Copy the rows word for word, from the first row through the row containing "category-label: Housing and".

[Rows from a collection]
## START
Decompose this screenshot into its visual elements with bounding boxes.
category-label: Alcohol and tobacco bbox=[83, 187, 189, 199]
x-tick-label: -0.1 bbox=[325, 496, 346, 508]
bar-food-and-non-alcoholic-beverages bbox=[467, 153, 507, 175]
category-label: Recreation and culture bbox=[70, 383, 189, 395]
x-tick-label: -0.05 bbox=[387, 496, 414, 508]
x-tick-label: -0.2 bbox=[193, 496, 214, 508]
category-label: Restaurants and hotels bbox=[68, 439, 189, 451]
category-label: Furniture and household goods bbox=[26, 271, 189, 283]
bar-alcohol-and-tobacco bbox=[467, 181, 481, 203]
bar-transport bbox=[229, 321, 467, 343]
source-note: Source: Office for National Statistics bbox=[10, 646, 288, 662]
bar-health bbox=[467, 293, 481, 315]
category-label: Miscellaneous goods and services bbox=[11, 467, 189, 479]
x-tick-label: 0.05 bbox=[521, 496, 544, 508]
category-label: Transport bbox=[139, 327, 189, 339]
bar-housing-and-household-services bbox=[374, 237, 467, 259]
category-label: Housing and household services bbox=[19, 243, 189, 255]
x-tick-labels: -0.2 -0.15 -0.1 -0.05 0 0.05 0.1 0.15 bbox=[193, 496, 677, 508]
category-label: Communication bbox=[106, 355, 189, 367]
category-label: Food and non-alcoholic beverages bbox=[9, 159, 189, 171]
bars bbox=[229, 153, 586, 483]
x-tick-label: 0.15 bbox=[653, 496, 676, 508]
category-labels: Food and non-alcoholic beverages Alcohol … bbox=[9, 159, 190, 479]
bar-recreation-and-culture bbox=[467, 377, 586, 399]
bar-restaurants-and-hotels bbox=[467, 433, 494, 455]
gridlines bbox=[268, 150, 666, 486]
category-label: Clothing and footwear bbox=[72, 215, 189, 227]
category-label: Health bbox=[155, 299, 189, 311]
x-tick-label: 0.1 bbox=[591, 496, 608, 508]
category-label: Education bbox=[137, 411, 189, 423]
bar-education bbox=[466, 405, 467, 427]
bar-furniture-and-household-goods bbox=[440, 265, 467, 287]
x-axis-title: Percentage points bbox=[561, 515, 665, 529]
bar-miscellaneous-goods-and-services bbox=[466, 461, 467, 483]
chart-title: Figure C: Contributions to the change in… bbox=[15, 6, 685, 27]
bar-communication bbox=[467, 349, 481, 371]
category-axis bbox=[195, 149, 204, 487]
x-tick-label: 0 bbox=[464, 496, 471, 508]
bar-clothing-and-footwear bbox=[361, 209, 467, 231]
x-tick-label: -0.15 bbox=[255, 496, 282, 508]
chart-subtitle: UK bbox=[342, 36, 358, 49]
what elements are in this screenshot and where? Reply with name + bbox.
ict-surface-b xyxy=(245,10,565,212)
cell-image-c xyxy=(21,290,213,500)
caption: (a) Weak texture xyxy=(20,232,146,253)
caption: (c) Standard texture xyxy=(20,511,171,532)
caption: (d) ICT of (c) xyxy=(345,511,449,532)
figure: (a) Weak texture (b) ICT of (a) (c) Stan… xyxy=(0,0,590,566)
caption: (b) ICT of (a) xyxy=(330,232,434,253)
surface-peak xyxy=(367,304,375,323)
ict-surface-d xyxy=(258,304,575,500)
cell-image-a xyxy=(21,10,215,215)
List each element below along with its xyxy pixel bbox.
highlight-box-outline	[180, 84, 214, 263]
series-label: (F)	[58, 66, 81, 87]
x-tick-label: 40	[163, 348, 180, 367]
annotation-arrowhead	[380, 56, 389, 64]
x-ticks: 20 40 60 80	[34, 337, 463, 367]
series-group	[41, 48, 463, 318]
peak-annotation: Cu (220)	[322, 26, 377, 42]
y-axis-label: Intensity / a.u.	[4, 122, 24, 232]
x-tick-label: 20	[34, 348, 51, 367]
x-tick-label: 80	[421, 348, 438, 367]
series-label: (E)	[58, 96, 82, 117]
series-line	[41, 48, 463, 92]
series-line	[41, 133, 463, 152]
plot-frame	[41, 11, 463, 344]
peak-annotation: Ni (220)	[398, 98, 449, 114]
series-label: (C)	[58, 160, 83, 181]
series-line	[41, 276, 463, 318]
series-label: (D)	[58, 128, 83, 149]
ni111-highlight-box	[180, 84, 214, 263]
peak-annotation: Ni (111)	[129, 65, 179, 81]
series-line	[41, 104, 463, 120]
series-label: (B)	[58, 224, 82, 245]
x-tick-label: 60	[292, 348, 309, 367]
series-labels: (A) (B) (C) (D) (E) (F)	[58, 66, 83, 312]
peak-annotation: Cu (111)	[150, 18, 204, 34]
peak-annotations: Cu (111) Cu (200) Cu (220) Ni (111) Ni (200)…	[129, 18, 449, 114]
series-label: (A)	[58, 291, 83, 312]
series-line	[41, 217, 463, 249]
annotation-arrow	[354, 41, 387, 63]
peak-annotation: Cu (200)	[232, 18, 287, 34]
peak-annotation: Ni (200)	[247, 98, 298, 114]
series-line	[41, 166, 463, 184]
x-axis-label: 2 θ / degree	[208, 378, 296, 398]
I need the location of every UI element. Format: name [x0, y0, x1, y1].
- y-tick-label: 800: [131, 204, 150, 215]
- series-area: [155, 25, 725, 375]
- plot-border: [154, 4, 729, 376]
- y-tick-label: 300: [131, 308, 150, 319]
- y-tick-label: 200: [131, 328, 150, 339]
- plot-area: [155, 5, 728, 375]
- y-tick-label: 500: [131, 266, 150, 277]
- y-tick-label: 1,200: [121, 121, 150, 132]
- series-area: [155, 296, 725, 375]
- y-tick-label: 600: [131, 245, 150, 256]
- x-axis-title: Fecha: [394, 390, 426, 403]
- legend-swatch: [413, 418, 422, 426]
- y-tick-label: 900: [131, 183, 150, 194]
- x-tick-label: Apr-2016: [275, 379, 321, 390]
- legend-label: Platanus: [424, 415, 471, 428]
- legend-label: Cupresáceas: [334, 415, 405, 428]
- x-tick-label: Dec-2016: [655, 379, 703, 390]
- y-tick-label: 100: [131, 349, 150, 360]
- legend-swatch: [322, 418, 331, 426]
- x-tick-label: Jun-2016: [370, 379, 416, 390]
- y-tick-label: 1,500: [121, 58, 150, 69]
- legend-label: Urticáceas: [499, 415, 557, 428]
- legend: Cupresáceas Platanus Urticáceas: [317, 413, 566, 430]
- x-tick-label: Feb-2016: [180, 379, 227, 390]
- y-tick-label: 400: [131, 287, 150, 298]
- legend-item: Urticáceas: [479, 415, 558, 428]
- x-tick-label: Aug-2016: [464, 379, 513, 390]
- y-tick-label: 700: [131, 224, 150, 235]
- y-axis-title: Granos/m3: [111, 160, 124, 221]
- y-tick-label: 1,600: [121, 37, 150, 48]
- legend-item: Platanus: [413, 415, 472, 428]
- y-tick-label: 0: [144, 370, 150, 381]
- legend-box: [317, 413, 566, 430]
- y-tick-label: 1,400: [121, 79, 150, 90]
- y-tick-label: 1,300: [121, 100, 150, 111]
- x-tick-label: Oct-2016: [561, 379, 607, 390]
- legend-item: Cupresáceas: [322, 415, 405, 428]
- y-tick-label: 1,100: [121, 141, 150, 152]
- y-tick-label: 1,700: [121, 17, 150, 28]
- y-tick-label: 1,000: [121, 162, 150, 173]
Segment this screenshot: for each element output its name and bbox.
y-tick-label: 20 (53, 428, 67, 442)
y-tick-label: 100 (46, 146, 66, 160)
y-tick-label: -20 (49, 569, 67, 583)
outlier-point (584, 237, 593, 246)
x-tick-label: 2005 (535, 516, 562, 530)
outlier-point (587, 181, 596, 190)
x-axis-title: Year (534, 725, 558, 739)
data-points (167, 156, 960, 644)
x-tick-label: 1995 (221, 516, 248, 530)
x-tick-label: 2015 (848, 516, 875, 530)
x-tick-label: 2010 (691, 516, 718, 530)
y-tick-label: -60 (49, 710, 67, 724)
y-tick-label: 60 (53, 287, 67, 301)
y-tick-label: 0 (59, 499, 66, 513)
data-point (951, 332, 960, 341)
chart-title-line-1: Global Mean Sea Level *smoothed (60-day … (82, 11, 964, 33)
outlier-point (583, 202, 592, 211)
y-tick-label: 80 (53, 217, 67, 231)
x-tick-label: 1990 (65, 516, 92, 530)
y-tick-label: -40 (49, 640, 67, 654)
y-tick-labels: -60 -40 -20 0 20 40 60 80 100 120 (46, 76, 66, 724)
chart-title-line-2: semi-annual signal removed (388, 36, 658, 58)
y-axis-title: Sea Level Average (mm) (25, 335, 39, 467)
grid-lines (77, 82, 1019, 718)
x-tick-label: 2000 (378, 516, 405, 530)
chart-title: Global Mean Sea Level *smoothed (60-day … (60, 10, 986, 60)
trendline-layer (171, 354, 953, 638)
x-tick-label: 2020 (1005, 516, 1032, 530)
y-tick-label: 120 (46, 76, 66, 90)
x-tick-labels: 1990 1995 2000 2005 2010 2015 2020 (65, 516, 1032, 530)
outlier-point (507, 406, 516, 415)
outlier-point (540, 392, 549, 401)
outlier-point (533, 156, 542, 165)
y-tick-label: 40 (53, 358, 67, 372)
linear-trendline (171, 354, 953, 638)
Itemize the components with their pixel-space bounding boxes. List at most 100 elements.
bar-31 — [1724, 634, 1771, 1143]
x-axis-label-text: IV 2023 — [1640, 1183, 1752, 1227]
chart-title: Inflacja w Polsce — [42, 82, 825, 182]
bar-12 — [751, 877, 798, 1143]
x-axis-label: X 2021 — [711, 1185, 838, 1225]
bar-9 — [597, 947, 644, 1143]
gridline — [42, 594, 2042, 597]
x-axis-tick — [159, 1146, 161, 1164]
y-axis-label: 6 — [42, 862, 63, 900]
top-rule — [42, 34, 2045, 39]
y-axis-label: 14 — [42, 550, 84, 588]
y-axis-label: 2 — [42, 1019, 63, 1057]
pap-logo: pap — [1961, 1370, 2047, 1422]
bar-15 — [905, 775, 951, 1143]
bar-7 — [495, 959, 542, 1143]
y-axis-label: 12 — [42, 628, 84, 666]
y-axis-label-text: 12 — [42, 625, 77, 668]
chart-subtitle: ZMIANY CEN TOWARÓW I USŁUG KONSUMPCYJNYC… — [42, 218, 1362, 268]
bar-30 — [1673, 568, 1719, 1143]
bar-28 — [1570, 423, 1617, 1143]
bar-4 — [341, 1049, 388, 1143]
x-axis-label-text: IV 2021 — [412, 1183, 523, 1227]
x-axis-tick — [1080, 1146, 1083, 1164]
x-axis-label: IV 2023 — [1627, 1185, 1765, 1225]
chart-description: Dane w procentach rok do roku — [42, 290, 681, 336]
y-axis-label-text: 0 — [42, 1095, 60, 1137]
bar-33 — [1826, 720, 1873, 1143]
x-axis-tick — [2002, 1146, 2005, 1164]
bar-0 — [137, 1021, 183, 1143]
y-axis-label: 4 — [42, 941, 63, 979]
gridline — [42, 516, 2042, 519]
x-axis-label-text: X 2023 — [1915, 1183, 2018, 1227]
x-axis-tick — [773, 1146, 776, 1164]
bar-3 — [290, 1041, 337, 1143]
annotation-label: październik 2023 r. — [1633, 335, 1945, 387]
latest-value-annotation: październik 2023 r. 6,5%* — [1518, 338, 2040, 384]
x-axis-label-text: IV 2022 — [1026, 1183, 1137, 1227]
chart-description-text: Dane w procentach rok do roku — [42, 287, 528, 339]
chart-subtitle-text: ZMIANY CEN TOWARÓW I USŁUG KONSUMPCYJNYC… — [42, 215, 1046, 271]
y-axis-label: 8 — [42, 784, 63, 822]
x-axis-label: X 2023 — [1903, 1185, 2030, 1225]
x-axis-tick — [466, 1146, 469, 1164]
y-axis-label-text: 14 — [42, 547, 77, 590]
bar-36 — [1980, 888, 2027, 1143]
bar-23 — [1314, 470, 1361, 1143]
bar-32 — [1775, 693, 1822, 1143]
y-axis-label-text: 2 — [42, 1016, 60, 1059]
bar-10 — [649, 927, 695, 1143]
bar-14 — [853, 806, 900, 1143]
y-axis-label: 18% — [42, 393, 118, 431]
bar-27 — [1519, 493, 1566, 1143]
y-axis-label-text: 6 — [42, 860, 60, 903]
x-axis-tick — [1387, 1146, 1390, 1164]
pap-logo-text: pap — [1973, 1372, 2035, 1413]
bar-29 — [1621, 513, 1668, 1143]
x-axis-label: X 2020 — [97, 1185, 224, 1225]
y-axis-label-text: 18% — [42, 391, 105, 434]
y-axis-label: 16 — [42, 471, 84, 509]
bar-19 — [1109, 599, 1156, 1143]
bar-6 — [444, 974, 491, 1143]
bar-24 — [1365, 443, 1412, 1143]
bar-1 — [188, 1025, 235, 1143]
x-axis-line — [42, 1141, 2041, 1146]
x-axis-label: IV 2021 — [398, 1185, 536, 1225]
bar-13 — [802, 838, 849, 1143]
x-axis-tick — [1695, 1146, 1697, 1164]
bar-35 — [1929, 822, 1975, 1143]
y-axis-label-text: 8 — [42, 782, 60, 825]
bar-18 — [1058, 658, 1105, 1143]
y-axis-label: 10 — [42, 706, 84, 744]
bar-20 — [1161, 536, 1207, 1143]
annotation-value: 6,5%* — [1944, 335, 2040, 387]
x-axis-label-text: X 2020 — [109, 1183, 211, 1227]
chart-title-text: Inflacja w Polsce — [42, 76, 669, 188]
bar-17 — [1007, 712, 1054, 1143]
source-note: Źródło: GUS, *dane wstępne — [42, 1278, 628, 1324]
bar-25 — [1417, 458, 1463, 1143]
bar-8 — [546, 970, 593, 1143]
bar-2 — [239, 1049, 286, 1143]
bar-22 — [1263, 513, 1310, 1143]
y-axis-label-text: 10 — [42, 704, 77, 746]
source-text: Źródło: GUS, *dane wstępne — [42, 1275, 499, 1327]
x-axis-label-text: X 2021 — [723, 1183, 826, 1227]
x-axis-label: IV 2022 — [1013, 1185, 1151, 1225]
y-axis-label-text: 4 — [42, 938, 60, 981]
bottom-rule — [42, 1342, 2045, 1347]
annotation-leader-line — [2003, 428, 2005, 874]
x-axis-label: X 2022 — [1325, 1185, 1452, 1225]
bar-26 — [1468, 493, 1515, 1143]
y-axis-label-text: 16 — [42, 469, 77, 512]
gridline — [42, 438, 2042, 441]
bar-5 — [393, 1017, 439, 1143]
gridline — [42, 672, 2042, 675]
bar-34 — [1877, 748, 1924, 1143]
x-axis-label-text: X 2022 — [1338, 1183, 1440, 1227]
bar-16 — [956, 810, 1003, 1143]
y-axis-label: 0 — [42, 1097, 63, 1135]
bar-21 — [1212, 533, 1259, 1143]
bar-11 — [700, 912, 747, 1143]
## END
• **Exercise solution**
Decompose this screenshot into its visual elements with bounding boxes.
category-label: Alcohol and tobacco bbox=[83, 187, 189, 199]
x-tick-label: -0.1 bbox=[325, 496, 346, 508]
bar-food-and-non-alcoholic-beverages bbox=[467, 153, 507, 175]
category-label: Recreation and culture bbox=[70, 383, 189, 395]
x-tick-label: -0.05 bbox=[387, 496, 414, 508]
x-tick-label: -0.2 bbox=[193, 496, 214, 508]
category-label: Restaurants and hotels bbox=[68, 439, 189, 451]
category-label: Furniture and household goods bbox=[26, 271, 189, 283]
bar-alcohol-and-tobacco bbox=[467, 181, 481, 203]
bar-transport bbox=[229, 321, 467, 343]
source-note: Source: Office for National Statistics bbox=[10, 646, 288, 662]
bar-health bbox=[467, 293, 481, 315]
category-label: Miscellaneous goods and services bbox=[11, 467, 189, 479]
x-tick-label: 0.05 bbox=[521, 496, 544, 508]
category-label: Transport bbox=[139, 327, 189, 339]
bar-housing-and-household-services bbox=[374, 237, 467, 259]
category-label: Housing and household services bbox=[19, 243, 189, 255]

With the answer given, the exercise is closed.